* _Supplied entries_
◇ ◇ ◇ ◇
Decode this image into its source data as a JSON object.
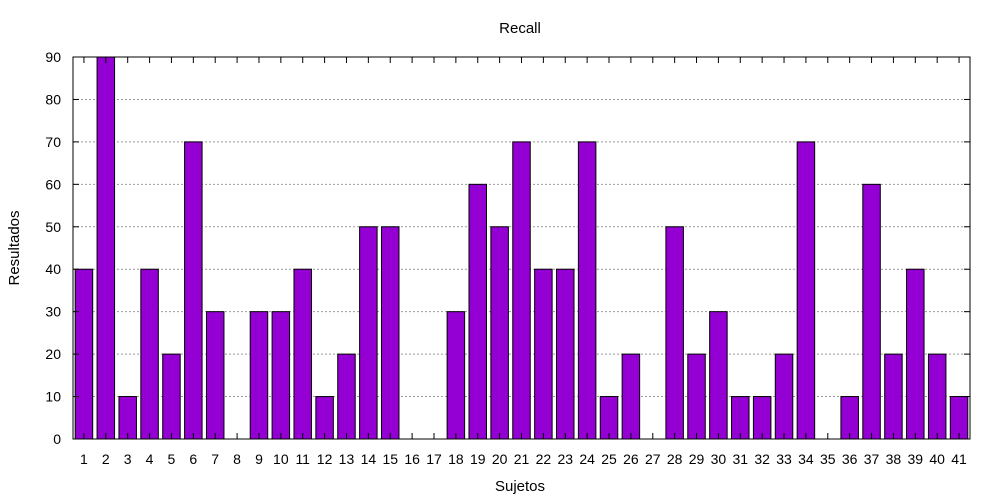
{
  "chart_data": {
    "type": "bar",
    "title": "Recall",
    "xlabel": "Sujetos",
    "ylabel": "Resultados",
    "ylim": [
      0,
      90
    ],
    "yticks": [
      0,
      10,
      20,
      30,
      40,
      50,
      60,
      70,
      80,
      90
    ],
    "grid": true,
    "legend": "none",
    "bar_color": "#9400d3",
    "categories": [
      "1",
      "2",
      "3",
      "4",
      "5",
      "6",
      "7",
      "8",
      "9",
      "10",
      "11",
      "12",
      "13",
      "14",
      "15",
      "16",
      "17",
      "18",
      "19",
      "20",
      "21",
      "22",
      "23",
      "24",
      "25",
      "26",
      "27",
      "28",
      "29",
      "30",
      "31",
      "32",
      "33",
      "34",
      "35",
      "36",
      "37",
      "38",
      "39",
      "40",
      "41"
    ],
    "values": [
      40,
      90,
      10,
      40,
      20,
      70,
      30,
      0,
      30,
      30,
      40,
      10,
      20,
      50,
      50,
      0,
      0,
      30,
      60,
      50,
      70,
      40,
      40,
      70,
      10,
      20,
      0,
      50,
      20,
      30,
      10,
      10,
      20,
      70,
      0,
      10,
      60,
      20,
      40,
      20,
      10
    ]
  }
}
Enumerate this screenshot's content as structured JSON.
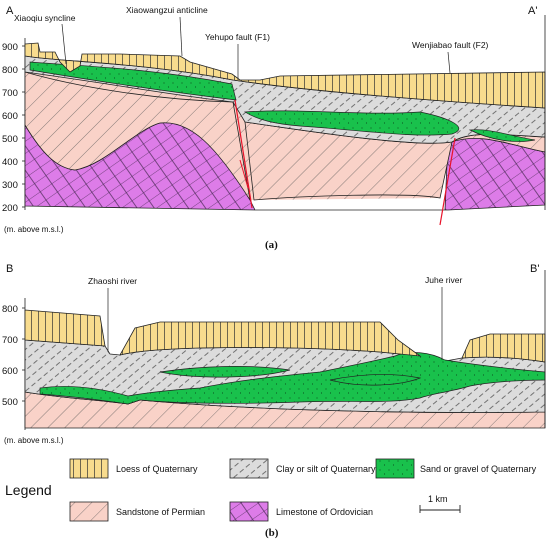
{
  "section_a": {
    "left_end": "A",
    "right_end": "A'",
    "features": {
      "syncline": "Xiaoqiu syncline",
      "anticline": "Xiaowangzui anticline",
      "fault1": "Yehupo fault (F1)",
      "fault2": "Wenjiabao fault (F2)"
    },
    "y_ticks": [
      "900",
      "800",
      "700",
      "600",
      "500",
      "400",
      "300",
      "200"
    ],
    "axis_unit": "(m. above m.s.l.)",
    "caption": "(a)"
  },
  "section_b": {
    "left_end": "B",
    "right_end": "B'",
    "features": {
      "river1": "Zhaoshi river",
      "river2": "Juhe river"
    },
    "y_ticks": [
      "800",
      "700",
      "600",
      "500"
    ],
    "axis_unit": "(m. above m.s.l.)",
    "caption": "(b)"
  },
  "legend": {
    "title": "Legend",
    "items": [
      {
        "label": "Loess of Quaternary",
        "fill": "#f8dc8e",
        "pattern": "vertical-lines"
      },
      {
        "label": "Clay or silt of Quaternary",
        "fill": "#dcdcdc",
        "pattern": "dashed-diagonal"
      },
      {
        "label": "Sand or gravel of Quaternary",
        "fill": "#19c14c",
        "pattern": "dots"
      },
      {
        "label": "Sandstone of Permian",
        "fill": "#f9d2c8",
        "pattern": "diagonal-lines"
      },
      {
        "label": "Limestone of Ordovician",
        "fill": "#dd7ce8",
        "pattern": "brick"
      }
    ],
    "scale_bar": "1 km"
  },
  "colors": {
    "fault_line": "#e8132a",
    "outline": "#222222"
  }
}
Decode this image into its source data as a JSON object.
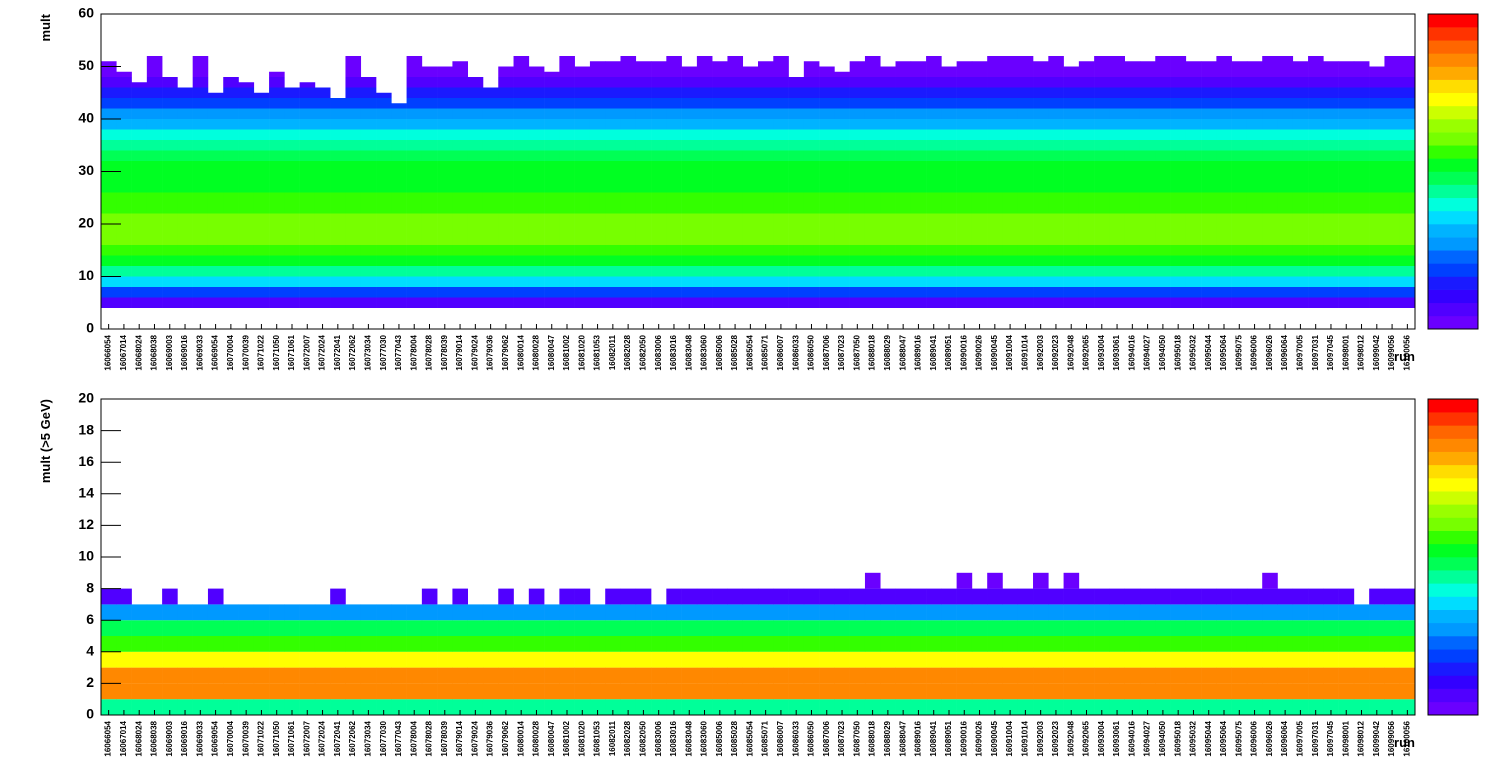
{
  "chart_data": [
    {
      "type": "heatmap",
      "ylabel": "mult",
      "xlabel": "run",
      "categories": [
        "16066054",
        "16067014",
        "16068024",
        "16068038",
        "16069003",
        "16069016",
        "16069033",
        "16069054",
        "16070004",
        "16070039",
        "16071022",
        "16071050",
        "16071061",
        "16072007",
        "16072024",
        "16072041",
        "16072062",
        "16073034",
        "16077030",
        "16077043",
        "16078004",
        "16078028",
        "16078039",
        "16079014",
        "16079024",
        "16079036",
        "16079062",
        "16080014",
        "16080028",
        "16080047",
        "16081002",
        "16081020",
        "16081053",
        "16082011",
        "16082028",
        "16082050",
        "16083006",
        "16083016",
        "16083048",
        "16083060",
        "16085006",
        "16085028",
        "16085054",
        "16085071",
        "16086007",
        "16086033",
        "16086050",
        "16087006",
        "16087023",
        "16087050",
        "16088018",
        "16088029",
        "16088047",
        "16089016",
        "16089041",
        "16089051",
        "16090016",
        "16090026",
        "16090045",
        "16091004",
        "16091014",
        "16092003",
        "16092023",
        "16092048",
        "16092065",
        "16093004",
        "16093061",
        "16094016",
        "16094027",
        "16094050",
        "16095018",
        "16095032",
        "16095044",
        "16095064",
        "16095075",
        "16096006",
        "16096026",
        "16096064",
        "16097005",
        "16097031",
        "16097045",
        "16098001",
        "16098012",
        "16099042",
        "16099056",
        "16100056"
      ],
      "upper": [
        51,
        49,
        47,
        52,
        48,
        46,
        52,
        45,
        48,
        47,
        45,
        49,
        46,
        47,
        46,
        44,
        52,
        48,
        45,
        43,
        52,
        50,
        50,
        51,
        48,
        46,
        50,
        52,
        50,
        49,
        52,
        50,
        51,
        51,
        52,
        51,
        51,
        52,
        50,
        52,
        51,
        52,
        50,
        51,
        52,
        48,
        51,
        50,
        49,
        51,
        52,
        50,
        51,
        51,
        52,
        50,
        51,
        51,
        52,
        52,
        52,
        51,
        52,
        50,
        51,
        52,
        52,
        51,
        51,
        52,
        52,
        51,
        51,
        52,
        51,
        51,
        52,
        52,
        51,
        52,
        51,
        51,
        51,
        50,
        52,
        52
      ],
      "ybins": [
        0,
        2,
        4,
        6,
        8,
        10,
        12,
        14,
        16,
        18,
        20,
        22,
        24,
        26,
        28,
        30,
        32,
        34,
        36,
        38,
        40,
        42,
        44,
        46,
        48,
        50,
        52,
        54,
        56,
        58,
        60
      ],
      "density": [
        0,
        0,
        0.05,
        0.2,
        0.35,
        0.45,
        0.52,
        0.58,
        0.62,
        0.62,
        0.6,
        0.57,
        0.55,
        0.53,
        0.52,
        0.5,
        0.47,
        0.43,
        0.38,
        0.33,
        0.26,
        0.2,
        0.14,
        0.08,
        0.04,
        0.02,
        0,
        0,
        0,
        0
      ],
      "ylim": [
        0,
        60
      ],
      "yticks": [
        0,
        10,
        20,
        30,
        40,
        50,
        60
      ],
      "palette": [
        "#6a00ff",
        "#5000ff",
        "#3300ff",
        "#1a1aff",
        "#0040ff",
        "#0066ff",
        "#0099ff",
        "#00b3ff",
        "#00ddff",
        "#00ffdd",
        "#00ff99",
        "#00ff55",
        "#00ff22",
        "#33ff00",
        "#77ff00",
        "#99ff00",
        "#ccff00",
        "#ffff00",
        "#ffdd00",
        "#ffaa00",
        "#ff8800",
        "#ff6600",
        "#ff3300",
        "#ff0000"
      ]
    },
    {
      "type": "heatmap",
      "ylabel": "mult (>5 GeV)",
      "xlabel": "run",
      "categories": [
        "16066054",
        "16067014",
        "16068024",
        "16068038",
        "16069003",
        "16069016",
        "16069033",
        "16069054",
        "16070004",
        "16070039",
        "16071022",
        "16071050",
        "16071061",
        "16072007",
        "16072024",
        "16072041",
        "16072062",
        "16073034",
        "16077030",
        "16077043",
        "16078004",
        "16078028",
        "16078039",
        "16079014",
        "16079024",
        "16079036",
        "16079062",
        "16080014",
        "16080028",
        "16080047",
        "16081002",
        "16081020",
        "16081053",
        "16082011",
        "16082028",
        "16082050",
        "16083006",
        "16083016",
        "16083048",
        "16083060",
        "16085006",
        "16085028",
        "16085054",
        "16085071",
        "16086007",
        "16086033",
        "16086050",
        "16087006",
        "16087023",
        "16087050",
        "16088018",
        "16088029",
        "16088047",
        "16089016",
        "16089041",
        "16089051",
        "16090016",
        "16090026",
        "16090045",
        "16091004",
        "16091014",
        "16092003",
        "16092023",
        "16092048",
        "16092065",
        "16093004",
        "16093061",
        "16094016",
        "16094027",
        "16094050",
        "16095018",
        "16095032",
        "16095044",
        "16095064",
        "16095075",
        "16096006",
        "16096026",
        "16096064",
        "16097005",
        "16097031",
        "16097045",
        "16098001",
        "16098012",
        "16099042",
        "16099056",
        "16100056"
      ],
      "upper": [
        8,
        8,
        7,
        7,
        8,
        7,
        7,
        8,
        7,
        7,
        7,
        7,
        7,
        7,
        7,
        8,
        7,
        7,
        7,
        7,
        7,
        8,
        7,
        8,
        7,
        7,
        8,
        7,
        8,
        7,
        8,
        8,
        7,
        8,
        8,
        8,
        7,
        8,
        8,
        8,
        8,
        8,
        8,
        8,
        8,
        8,
        8,
        8,
        8,
        8,
        9,
        8,
        8,
        8,
        8,
        8,
        9,
        8,
        9,
        8,
        8,
        9,
        8,
        9,
        8,
        8,
        8,
        8,
        8,
        8,
        8,
        8,
        8,
        8,
        8,
        8,
        9,
        8,
        8,
        8,
        8,
        8,
        7,
        8,
        8,
        8
      ],
      "ybins": [
        0,
        1,
        2,
        3,
        4,
        5,
        6,
        7,
        8,
        9,
        10,
        11,
        12,
        13,
        14,
        15,
        16,
        17,
        18,
        19,
        20
      ],
      "density": [
        0.45,
        0.85,
        0.85,
        0.72,
        0.58,
        0.48,
        0.28,
        0.05,
        0.02,
        0,
        0,
        0,
        0,
        0,
        0,
        0,
        0,
        0,
        0,
        0
      ],
      "ylim": [
        0,
        20
      ],
      "yticks": [
        0,
        2,
        4,
        6,
        8,
        10,
        12,
        14,
        16,
        18,
        20
      ],
      "palette": [
        "#6a00ff",
        "#5000ff",
        "#3300ff",
        "#1a1aff",
        "#0040ff",
        "#0066ff",
        "#0099ff",
        "#00b3ff",
        "#00ddff",
        "#00ffdd",
        "#00ff99",
        "#00ff55",
        "#00ff22",
        "#33ff00",
        "#77ff00",
        "#99ff00",
        "#ccff00",
        "#ffff00",
        "#ffdd00",
        "#ffaa00",
        "#ff8800",
        "#ff6600",
        "#ff3300",
        "#ff0000"
      ]
    }
  ]
}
◇ ◇ ◇ ◇
* _Problem details_
Collect every line with the string "Quaternary" from the records, and copy each.

* _Expected answer_
        "label": "Loess of Quaternary",
        "label": "Clay or silt of Quaternary",
        "label": "Sand or gravel of Quaternary",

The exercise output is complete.